WHAT YOU SHOULD DO:
Copy out, unchanged, the stretch of items from the line containing "222, 424, 228]" through the line containing "302, 525, 308]".

Page element annotations:

>> START

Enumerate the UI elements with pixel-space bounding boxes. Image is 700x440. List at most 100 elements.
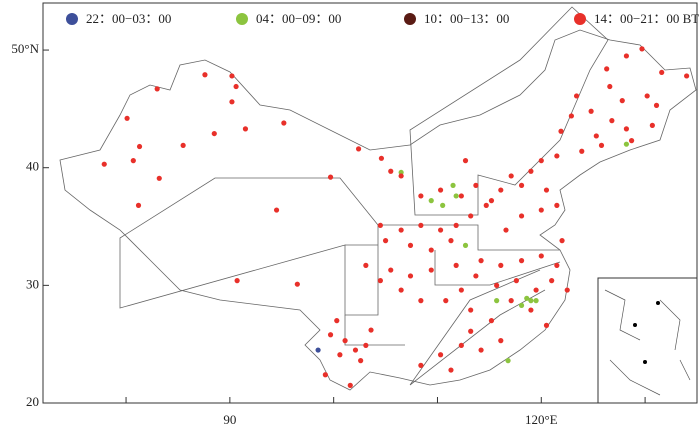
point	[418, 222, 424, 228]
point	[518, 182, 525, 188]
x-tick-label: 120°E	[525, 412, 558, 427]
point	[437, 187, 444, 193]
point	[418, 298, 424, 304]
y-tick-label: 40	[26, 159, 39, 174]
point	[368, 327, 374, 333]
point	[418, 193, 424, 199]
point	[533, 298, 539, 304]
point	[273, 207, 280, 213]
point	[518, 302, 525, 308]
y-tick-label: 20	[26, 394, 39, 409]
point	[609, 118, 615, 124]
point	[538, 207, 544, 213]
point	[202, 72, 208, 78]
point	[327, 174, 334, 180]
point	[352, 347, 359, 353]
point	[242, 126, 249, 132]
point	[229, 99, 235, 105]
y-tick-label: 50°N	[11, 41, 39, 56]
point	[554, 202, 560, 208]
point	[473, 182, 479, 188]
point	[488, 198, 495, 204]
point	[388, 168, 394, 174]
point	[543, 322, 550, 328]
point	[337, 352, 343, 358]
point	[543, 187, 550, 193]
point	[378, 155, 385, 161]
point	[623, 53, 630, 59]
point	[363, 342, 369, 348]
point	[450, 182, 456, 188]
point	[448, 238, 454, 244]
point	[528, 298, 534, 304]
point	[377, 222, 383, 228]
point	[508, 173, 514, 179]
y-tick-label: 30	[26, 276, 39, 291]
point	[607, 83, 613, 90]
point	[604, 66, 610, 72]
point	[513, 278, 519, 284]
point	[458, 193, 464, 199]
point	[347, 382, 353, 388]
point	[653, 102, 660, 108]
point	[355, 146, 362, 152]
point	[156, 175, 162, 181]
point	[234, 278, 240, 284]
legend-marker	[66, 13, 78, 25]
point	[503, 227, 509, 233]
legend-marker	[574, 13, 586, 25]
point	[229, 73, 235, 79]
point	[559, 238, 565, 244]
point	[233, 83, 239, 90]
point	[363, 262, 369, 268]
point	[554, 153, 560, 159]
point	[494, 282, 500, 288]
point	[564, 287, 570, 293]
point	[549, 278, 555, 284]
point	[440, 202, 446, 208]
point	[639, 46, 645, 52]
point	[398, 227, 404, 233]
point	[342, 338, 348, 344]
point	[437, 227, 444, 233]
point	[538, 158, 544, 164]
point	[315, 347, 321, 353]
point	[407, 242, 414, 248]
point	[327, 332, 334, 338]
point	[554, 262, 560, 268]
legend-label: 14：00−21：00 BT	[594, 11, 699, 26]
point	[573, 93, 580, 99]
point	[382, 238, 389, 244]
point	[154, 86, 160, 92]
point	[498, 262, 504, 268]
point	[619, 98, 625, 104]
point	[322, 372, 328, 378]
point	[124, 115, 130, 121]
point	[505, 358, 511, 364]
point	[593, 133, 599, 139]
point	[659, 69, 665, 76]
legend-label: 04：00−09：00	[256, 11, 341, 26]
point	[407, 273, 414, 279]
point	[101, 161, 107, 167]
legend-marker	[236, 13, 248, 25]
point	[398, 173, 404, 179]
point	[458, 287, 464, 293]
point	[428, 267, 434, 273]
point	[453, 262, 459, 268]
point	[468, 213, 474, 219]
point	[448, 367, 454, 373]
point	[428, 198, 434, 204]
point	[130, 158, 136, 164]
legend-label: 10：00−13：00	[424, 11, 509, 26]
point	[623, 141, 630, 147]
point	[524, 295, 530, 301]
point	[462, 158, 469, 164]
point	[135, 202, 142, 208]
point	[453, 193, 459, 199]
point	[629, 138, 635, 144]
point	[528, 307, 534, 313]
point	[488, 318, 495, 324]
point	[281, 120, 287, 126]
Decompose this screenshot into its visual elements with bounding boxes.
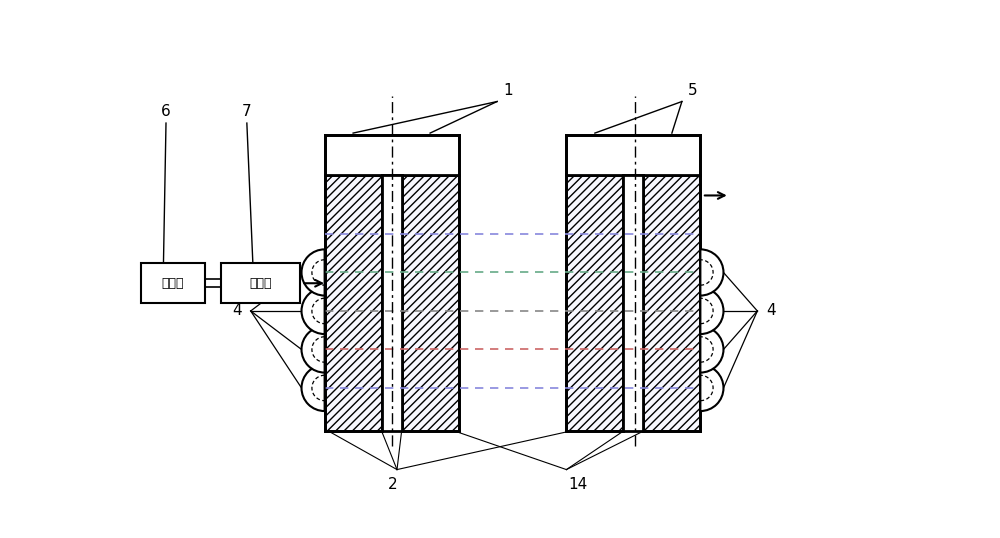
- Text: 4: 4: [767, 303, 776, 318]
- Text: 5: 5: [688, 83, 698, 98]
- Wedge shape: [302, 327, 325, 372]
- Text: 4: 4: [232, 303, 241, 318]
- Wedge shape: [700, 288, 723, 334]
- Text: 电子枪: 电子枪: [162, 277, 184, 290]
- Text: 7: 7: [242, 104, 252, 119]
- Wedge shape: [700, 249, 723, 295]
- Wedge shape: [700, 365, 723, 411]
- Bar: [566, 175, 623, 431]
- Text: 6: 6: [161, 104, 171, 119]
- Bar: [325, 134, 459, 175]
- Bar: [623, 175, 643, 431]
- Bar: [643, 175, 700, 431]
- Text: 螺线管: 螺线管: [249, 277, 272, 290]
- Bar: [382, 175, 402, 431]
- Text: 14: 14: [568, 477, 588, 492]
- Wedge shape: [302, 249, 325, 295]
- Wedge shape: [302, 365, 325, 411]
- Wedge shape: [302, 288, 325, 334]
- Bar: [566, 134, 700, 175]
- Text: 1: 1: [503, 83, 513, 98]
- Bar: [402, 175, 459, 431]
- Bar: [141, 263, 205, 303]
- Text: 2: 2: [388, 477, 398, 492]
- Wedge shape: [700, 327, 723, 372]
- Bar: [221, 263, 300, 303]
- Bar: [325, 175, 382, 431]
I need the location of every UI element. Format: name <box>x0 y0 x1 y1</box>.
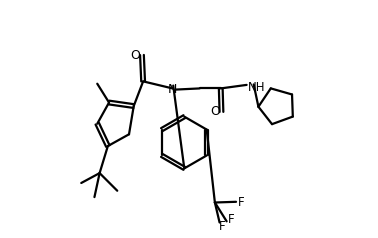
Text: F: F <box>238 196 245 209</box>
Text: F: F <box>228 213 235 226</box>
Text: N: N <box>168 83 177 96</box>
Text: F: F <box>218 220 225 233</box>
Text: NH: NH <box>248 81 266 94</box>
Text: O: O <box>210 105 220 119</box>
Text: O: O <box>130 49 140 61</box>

>> END

SOLUTION FOR THIS TASK:
point	[418, 222, 424, 228]
point	[518, 182, 525, 188]
x-tick-label: 120°E	[525, 412, 558, 427]
point	[437, 187, 444, 193]
point	[418, 298, 424, 304]
y-tick-label: 40	[26, 159, 39, 174]
point	[368, 327, 374, 333]
point	[418, 193, 424, 199]
point	[533, 298, 539, 304]
point	[273, 207, 280, 213]
point	[518, 302, 525, 308]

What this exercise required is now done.